** Task requirements **
Below is the data. Give it again, complete and exact.

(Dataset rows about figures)
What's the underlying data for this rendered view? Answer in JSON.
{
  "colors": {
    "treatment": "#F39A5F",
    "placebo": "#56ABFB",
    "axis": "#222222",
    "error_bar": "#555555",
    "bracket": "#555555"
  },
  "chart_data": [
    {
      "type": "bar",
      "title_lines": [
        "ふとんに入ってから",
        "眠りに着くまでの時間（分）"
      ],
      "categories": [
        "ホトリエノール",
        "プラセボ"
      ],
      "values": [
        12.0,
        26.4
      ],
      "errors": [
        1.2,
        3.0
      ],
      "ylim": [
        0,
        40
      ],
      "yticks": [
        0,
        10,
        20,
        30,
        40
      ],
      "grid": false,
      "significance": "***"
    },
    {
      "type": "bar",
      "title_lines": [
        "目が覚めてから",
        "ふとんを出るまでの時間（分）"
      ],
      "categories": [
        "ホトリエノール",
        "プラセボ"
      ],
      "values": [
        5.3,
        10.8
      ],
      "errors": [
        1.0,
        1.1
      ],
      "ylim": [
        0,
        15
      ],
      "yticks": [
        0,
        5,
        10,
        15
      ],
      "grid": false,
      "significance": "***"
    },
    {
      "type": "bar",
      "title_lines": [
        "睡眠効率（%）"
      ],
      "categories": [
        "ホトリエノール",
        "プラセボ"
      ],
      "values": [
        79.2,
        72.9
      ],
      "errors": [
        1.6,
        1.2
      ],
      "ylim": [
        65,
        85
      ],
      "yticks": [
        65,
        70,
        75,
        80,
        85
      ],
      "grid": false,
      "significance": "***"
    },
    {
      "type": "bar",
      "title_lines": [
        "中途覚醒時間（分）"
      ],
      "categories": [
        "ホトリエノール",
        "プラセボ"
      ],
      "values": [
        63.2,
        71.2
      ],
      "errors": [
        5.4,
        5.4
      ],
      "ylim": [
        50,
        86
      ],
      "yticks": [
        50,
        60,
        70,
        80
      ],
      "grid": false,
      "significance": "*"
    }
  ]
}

** Answer for this exercise **
What's the underlying data for this rendered view? Answer in JSON.
{
  "colors": {
    "treatment": "#F39A5F",
    "placebo": "#56ABFB",
    "axis": "#222222",
    "error_bar": "#555555",
    "bracket": "#555555"
  },
  "chart_data": [
    {
      "type": "bar",
      "title_lines": [
        "ふとんに入ってから",
        "眠りに着くまでの時間（分）"
      ],
      "categories": [
        "ホトリエノール",
        "プラセボ"
      ],
      "values": [
        12.0,
        26.4
      ],
      "errors": [
        1.2,
        3.0
      ],
      "ylim": [
        0,
        40
      ],
      "yticks": [
        0,
        10,
        20,
        30,
        40
      ],
      "grid": false,
      "significance": "***"
    },
    {
      "type": "bar",
      "title_lines": [
        "目が覚めてから",
        "ふとんを出るまでの時間（分）"
      ],
      "categories": [
        "ホトリエノール",
        "プラセボ"
      ],
      "values": [
        5.3,
        10.8
      ],
      "errors": [
        1.0,
        1.1
      ],
      "ylim": [
        0,
        15
      ],
      "yticks": [
        0,
        5,
        10,
        15
      ],
      "grid": false,
      "significance": "***"
    },
    {
      "type": "bar",
      "title_lines": [
        "睡眠効率（%）"
      ],
      "categories": [
        "ホトリエノール",
        "プラセボ"
      ],
      "values": [
        79.2,
        72.9
      ],
      "errors": [
        1.6,
        1.2
      ],
      "ylim": [
        65,
        85
      ],
      "yticks": [
        65,
        70,
        75,
        80,
        85
      ],
      "grid": false,
      "significance": "***"
    },
    {
      "type": "bar",
      "title_lines": [
        "中途覚醒時間（分）"
      ],
      "categories": [
        "ホトリエノール",
        "プラセボ"
      ],
      "values": [
        63.2,
        71.2
      ],
      "errors": [
        5.4,
        5.4
      ],
      "ylim": [
        50,
        86
      ],
      "yticks": [
        50,
        60,
        70,
        80
      ],
      "grid": false,
      "significance": "*"
    }
  ]
}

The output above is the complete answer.